Provide the count of lines that hold "relative" and no other output.

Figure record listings
-- Begin --
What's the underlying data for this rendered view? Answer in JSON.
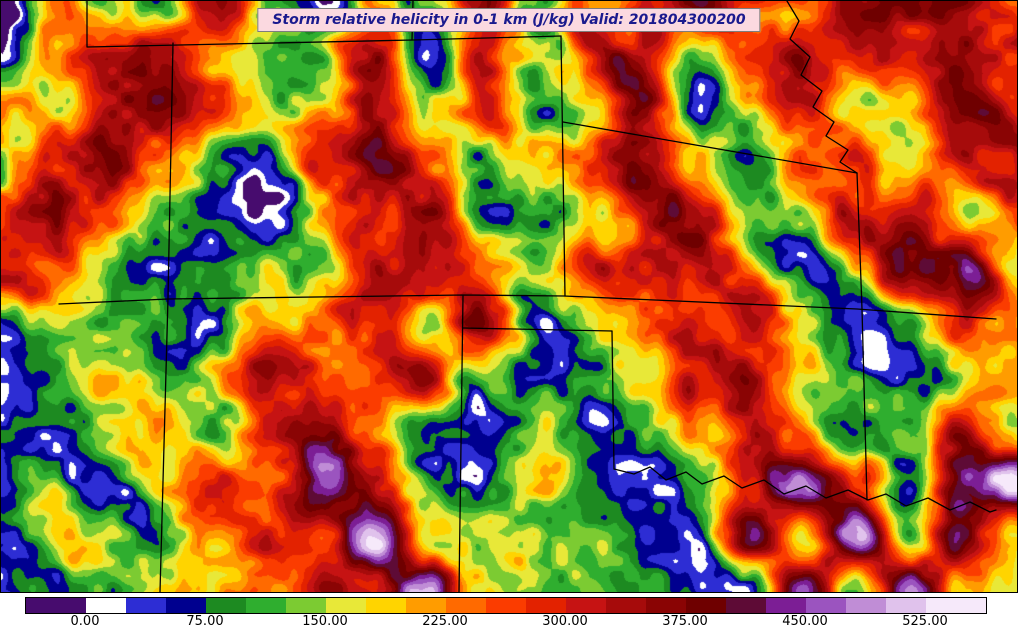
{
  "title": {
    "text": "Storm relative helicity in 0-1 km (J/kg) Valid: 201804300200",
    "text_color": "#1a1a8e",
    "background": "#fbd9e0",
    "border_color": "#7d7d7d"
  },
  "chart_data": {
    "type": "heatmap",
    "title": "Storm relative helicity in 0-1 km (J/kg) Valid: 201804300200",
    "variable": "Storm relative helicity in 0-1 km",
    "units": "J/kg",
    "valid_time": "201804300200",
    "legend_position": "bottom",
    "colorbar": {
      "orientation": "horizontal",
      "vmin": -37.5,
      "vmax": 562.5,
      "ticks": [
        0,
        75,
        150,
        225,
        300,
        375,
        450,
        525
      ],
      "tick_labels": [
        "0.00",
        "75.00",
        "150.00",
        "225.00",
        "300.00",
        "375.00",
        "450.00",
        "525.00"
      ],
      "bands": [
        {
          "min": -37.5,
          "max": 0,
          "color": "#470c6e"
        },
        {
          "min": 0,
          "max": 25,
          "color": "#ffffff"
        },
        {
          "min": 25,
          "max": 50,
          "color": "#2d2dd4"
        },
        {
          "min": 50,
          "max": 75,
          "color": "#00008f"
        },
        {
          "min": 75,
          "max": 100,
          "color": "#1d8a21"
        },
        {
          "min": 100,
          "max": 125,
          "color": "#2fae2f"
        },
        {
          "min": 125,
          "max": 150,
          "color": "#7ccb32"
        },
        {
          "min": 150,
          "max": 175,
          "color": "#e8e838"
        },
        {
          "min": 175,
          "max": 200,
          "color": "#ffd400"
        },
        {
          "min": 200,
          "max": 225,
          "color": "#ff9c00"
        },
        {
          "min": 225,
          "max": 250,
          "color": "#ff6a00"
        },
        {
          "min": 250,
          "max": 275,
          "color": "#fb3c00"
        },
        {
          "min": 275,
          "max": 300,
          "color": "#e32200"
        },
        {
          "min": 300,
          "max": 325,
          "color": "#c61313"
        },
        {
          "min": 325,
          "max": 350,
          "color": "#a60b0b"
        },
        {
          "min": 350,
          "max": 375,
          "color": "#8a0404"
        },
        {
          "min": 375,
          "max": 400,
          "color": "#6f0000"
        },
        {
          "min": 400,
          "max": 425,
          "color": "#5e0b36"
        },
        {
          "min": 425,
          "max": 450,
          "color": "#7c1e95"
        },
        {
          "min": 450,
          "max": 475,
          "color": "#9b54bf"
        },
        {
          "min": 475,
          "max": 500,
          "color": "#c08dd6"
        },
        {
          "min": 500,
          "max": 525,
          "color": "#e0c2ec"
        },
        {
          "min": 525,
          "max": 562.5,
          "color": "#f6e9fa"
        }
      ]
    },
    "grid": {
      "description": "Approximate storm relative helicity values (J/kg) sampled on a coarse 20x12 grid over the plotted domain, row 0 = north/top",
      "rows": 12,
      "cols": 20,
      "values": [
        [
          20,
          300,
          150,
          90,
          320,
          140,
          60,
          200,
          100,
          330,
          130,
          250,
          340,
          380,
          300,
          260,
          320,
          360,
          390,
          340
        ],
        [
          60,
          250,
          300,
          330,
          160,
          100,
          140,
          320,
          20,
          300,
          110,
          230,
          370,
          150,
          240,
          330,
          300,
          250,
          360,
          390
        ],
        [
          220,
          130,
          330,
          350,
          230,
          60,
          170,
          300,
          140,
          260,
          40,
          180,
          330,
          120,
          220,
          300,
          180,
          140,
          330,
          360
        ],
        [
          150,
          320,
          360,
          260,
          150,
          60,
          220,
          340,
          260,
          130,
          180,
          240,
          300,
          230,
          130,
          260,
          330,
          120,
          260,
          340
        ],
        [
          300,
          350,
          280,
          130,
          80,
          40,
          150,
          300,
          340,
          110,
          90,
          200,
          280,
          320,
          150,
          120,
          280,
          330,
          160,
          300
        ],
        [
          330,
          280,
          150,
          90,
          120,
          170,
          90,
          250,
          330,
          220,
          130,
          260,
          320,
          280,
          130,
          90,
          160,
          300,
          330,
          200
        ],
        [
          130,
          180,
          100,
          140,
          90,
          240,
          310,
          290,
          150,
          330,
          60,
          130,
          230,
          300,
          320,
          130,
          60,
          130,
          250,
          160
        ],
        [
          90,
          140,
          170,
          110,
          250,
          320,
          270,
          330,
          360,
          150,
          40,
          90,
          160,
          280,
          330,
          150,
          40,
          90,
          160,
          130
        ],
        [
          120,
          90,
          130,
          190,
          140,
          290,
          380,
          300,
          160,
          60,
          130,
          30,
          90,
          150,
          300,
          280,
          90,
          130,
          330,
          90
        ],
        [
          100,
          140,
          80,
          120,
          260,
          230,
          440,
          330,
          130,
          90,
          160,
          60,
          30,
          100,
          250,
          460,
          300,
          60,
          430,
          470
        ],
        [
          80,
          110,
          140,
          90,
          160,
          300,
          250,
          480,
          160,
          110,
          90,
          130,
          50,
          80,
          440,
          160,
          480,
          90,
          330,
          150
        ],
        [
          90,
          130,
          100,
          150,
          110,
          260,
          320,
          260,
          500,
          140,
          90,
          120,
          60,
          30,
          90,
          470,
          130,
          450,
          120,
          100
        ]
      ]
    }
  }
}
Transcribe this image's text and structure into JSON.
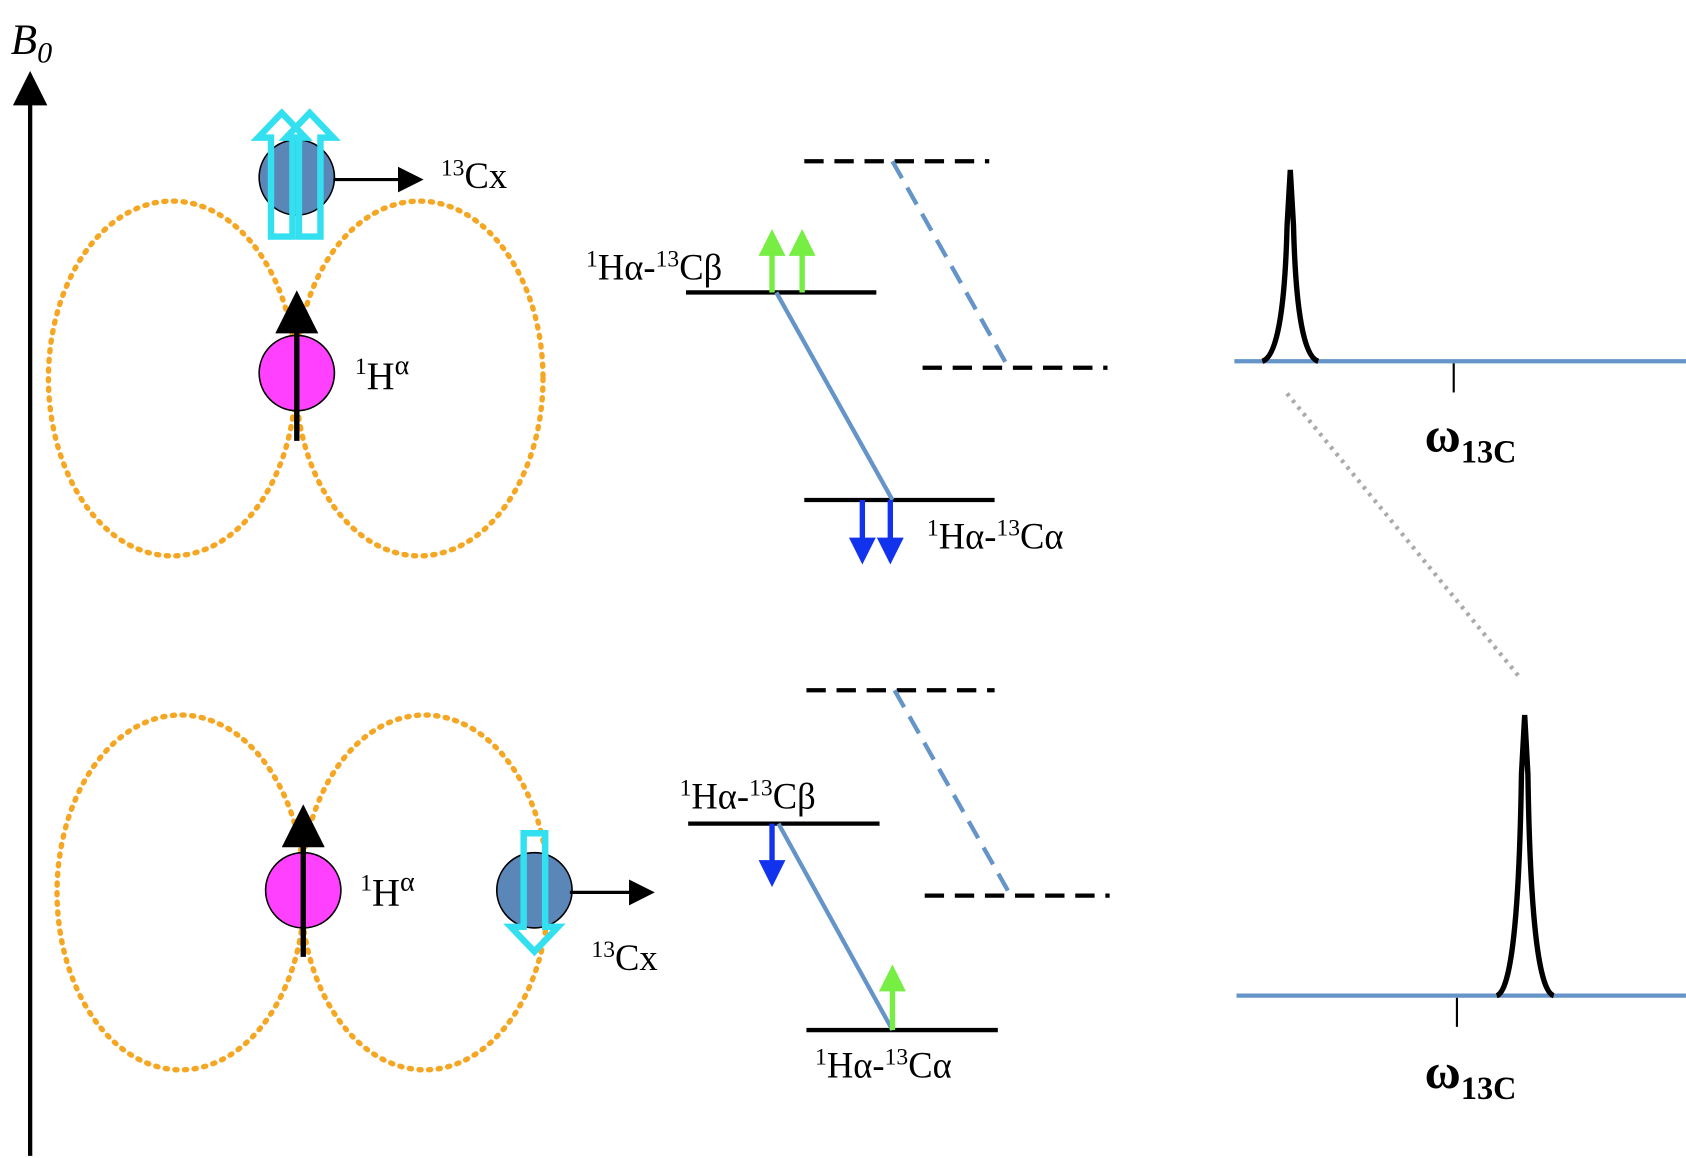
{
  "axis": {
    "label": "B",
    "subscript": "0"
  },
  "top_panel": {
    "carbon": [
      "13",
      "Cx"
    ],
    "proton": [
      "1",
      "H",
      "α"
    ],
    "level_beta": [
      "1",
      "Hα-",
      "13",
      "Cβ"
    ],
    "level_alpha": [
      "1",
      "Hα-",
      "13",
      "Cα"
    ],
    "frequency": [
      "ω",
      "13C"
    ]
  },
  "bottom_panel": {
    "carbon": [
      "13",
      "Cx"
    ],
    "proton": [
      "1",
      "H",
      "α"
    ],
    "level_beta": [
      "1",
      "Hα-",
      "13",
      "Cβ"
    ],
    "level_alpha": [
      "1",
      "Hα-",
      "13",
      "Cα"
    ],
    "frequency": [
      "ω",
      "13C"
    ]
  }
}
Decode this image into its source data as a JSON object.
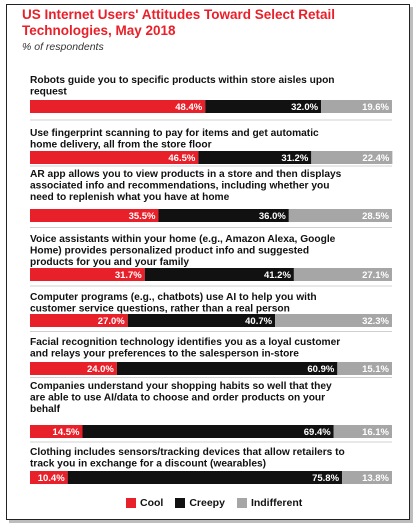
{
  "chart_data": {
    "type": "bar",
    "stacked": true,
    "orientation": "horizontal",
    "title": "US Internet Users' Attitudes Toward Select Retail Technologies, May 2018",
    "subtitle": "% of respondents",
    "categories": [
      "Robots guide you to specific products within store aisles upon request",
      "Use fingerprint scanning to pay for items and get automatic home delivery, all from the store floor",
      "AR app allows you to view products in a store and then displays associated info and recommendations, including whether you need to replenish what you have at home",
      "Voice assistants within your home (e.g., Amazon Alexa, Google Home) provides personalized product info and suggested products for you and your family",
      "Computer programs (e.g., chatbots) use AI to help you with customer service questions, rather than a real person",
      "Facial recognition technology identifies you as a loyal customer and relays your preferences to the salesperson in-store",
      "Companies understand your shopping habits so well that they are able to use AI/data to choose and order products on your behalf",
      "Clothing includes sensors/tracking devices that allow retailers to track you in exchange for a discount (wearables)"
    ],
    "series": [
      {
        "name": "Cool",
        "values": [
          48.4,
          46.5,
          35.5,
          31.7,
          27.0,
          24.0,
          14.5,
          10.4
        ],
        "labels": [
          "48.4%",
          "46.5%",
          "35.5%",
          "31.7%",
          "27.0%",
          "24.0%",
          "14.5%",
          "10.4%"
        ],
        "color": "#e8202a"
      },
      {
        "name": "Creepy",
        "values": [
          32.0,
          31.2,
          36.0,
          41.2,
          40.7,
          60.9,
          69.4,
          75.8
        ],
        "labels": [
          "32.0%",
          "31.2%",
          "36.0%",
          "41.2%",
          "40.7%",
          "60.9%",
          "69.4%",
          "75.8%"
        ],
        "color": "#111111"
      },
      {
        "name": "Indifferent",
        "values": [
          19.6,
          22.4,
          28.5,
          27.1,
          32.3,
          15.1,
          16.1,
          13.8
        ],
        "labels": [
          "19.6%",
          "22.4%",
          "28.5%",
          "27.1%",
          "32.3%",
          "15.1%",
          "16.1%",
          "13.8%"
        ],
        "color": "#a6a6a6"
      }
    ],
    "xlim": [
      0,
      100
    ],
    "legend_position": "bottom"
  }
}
-- End --
_THE RESULT_
4